▶ What this task involves
Count the lines below that contain the word "Επειδή" and give only that number.

▶ Raw records
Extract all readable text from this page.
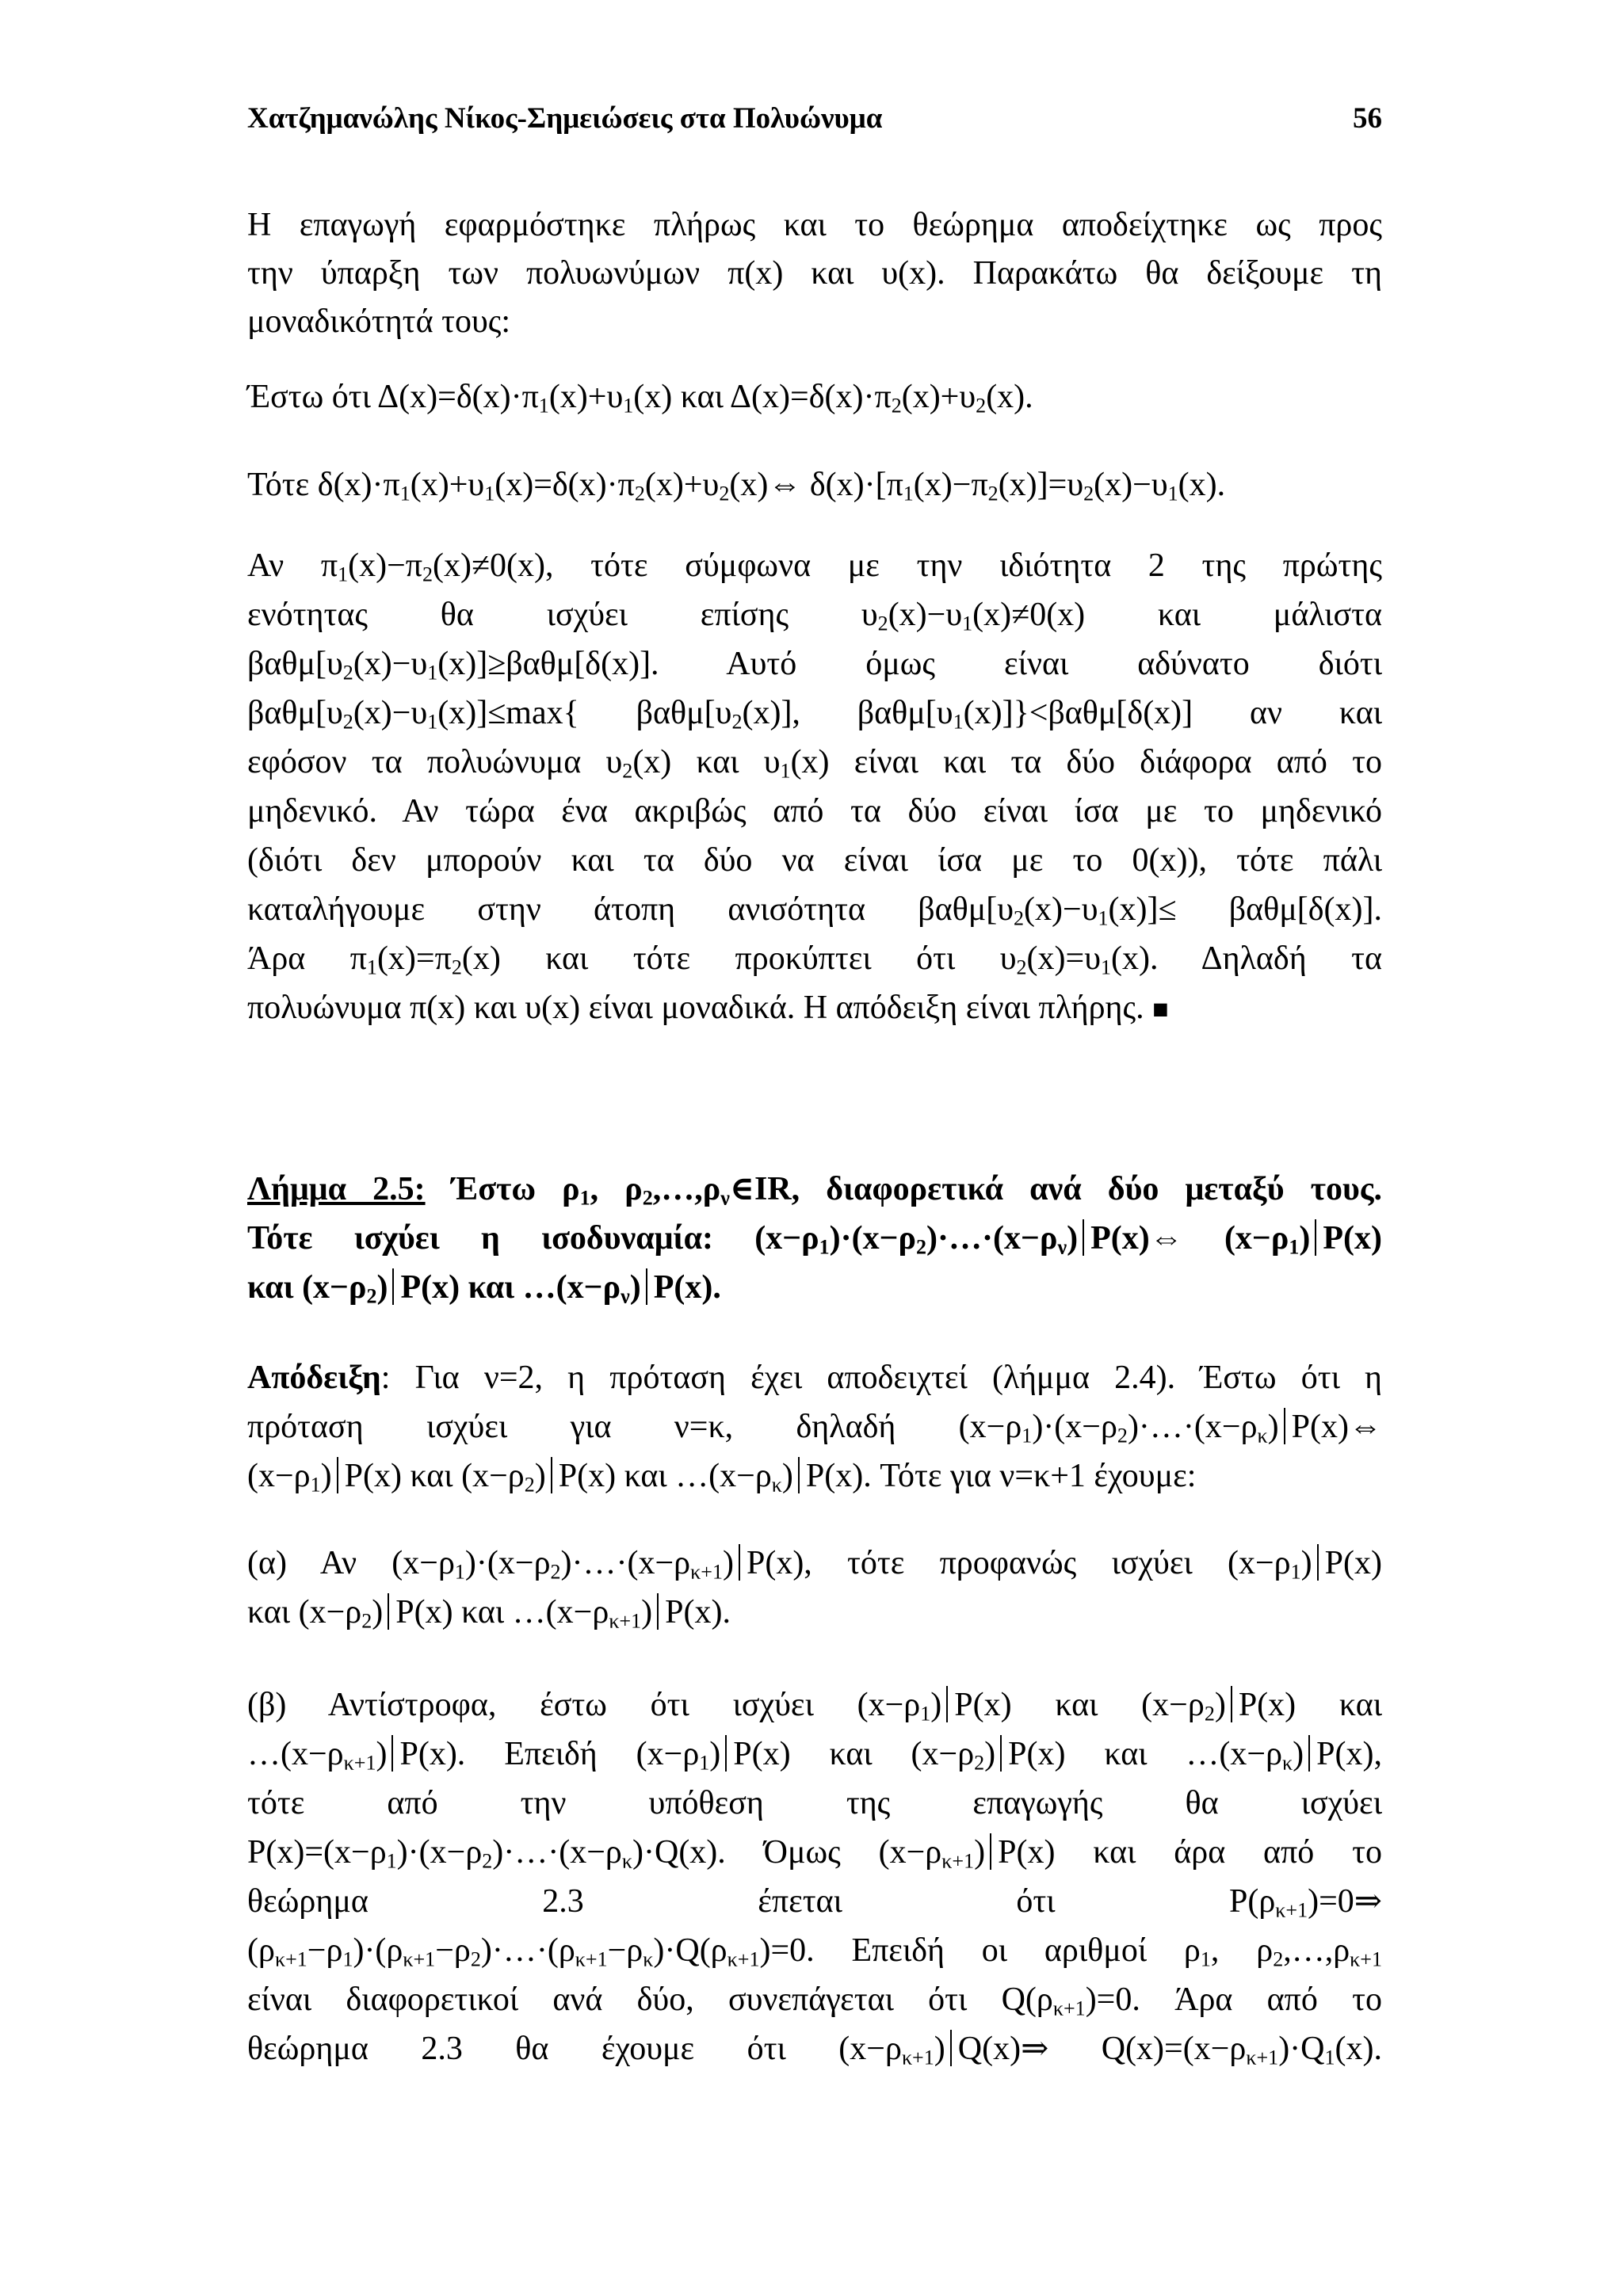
Χατζημανώλης Νίκος-Σημειώσεις στα Πολυώνυμα	56
Η επαγωγή εφαρμόστηκε πλήρως και το θεώρημα αποδείχτηκε ως προς
την ύπαρξη των πολυωνύμων π(x) και υ(x). Παρακάτω θα δείξουμε τη
μοναδικότητά τους:
Έστω ότι $\Delta(x)=\delta(x)\cdot\pi_1(x)+\upsilon_1(x)$ και $\Delta(x)=\delta(x)\cdot\pi_2(x)+\upsilon_2(x)$.
Τότε $\delta(x)\cdot\pi_1(x)+\upsilon_1(x)=\delta(x)\cdot\pi_2(x)+\upsilon_2(x)\Leftrightarrow$ $\delta(x)\cdot[\pi_1(x)-\pi_2(x)]=\upsilon_2(x)-\upsilon_1(x)$.
Αν $\pi_1(x)-\pi_2(x)\ne 0(x)$, τότε σύμφωνα με την ιδιότητα 2 της πρώτης
ενότητας θα ισχύει επίσης $\upsilon_2(x)-\upsilon_1(x)\ne 0(x)$ και μάλιστα
$\beta\alpha\theta\mu[\upsilon_2(x)-\upsilon_1(x)]\ge\beta\alpha\theta\mu[\delta(x)]$. Αυτό όμως είναι αδύνατο διότι
$\beta\alpha\theta\mu[\upsilon_2(x)-\upsilon_1(x)]\le\max${ $\beta\alpha\theta\mu[\upsilon_2(x)]$, $\beta\alpha\theta\mu[\upsilon_1(x)]\}<\beta\alpha\theta\mu[\delta(x)]$ αν και
εφόσον τα πολυώνυμα $\upsilon_2(x)$ και $\upsilon_1(x)$ είναι και τα δύο διάφορα από το
μηδενικό. Αν τώρα ένα ακριβώς από τα δύο είναι ίσα με το μηδενικό
(διότι δεν μπορούν και τα δύο να είναι ίσα με το 0(x)), τότε πάλι
καταλήγουμε στην άτοπη ανισότητα $\beta\alpha\theta\mu[\upsilon_2(x)-\upsilon_1(x)]\le \beta\alpha\theta\mu[\delta(x)]$.
Άρα $\pi_1(x)=\pi_2(x)$ και τότε προκύπτει ότι $\upsilon_2(x)=\upsilon_1(x)$. Δηλαδή τα
πολυώνυμα π(x) και υ(x) είναι μοναδικά. Η απόδειξη είναι πλήρης. ■
Λήμμα 2.5: Έστω $\rho_1$, $\rho_2,\dots,\rho_\nu\in IR$, διαφορετικά ανά δύο μεταξύ τους.
Τότε ισχύει η ισοδυναμία: $(x-\rho_1)\cdot(x-\rho_2)\cdot\dots\cdot(x-\rho_\nu)$ P(x)⇔ $(x-\rho_1)$ P(x)
και $(x-\rho_2)$ P(x) και $\dots(x-\rho_\nu)$ P(x).
Απόδειξη: Για ν=2, η πρόταση έχει αποδειχτεί (λήμμα 2.4). Έστω ότι η
πρόταση ισχύει για ν=κ, δηλαδή $(x-\rho_1)\cdot(x-\rho_2)\cdot\dots\cdot(x-\rho_\kappa)$ P(x)⇔
$(x-\rho_1)$ P(x) και $(x-\rho_2)$ P(x) και $\dots(x-\rho_\kappa)$ P(x). Τότε για ν=κ+1 έχουμε:
(α) Αν $(x-\rho_1)\cdot(x-\rho_2)\cdot\dots\cdot(x-\rho_{\kappa+1})$ P(x), τότε προφανώς ισχύει $(x-\rho_1)$ P(x)
και $(x-\rho_2)$ P(x) και $\dots(x-\rho_{\kappa+1})$ P(x).
(β) Αντίστροφα, έστω ότι ισχύει $(x-\rho_1)$ P(x) και $(x-\rho_2)$ P(x) και
$\dots(x-\rho_{\kappa+1})$ P(x). Επειδή $(x-\rho_1)$ P(x) και $(x-\rho_2)$ P(x) και $\dots(x-\rho_\kappa)$ P(x),
τότε από την υπόθεση της επαγωγής θα ισχύει
$P(x)=(x-\rho_1)\cdot(x-\rho_2)\cdot\dots\cdot(x-\rho_\kappa)\cdot Q(x)$. Όμως $(x-\rho_{\kappa+1})$ P(x) και άρα από το
θεώρημα 2.3 έπεται ότι $P(\rho_{\kappa+1})=0\Rightarrow$
$(\rho_{\kappa+1}-\rho_1)\cdot(\rho_{\kappa+1}-\rho_2)\cdot\dots\cdot(\rho_{\kappa+1}-\rho_\kappa)\cdot Q(\rho_{\kappa+1})=0$. Επειδή οι αριθμοί $\rho_1$, $\rho_2,\dots,\rho_{\kappa+1}$
είναι διαφορετικοί ανά δύο, συνεπάγεται ότι $Q(\rho_{\kappa+1})=0$. Άρα από το
θεώρημα 2.3 θα έχουμε ότι $(x-\rho_{\kappa+1})$ Q(x)⇒ $Q(x)=(x-\rho_{\kappa+1})\cdot Q_1(x)$.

▶ Written solution
2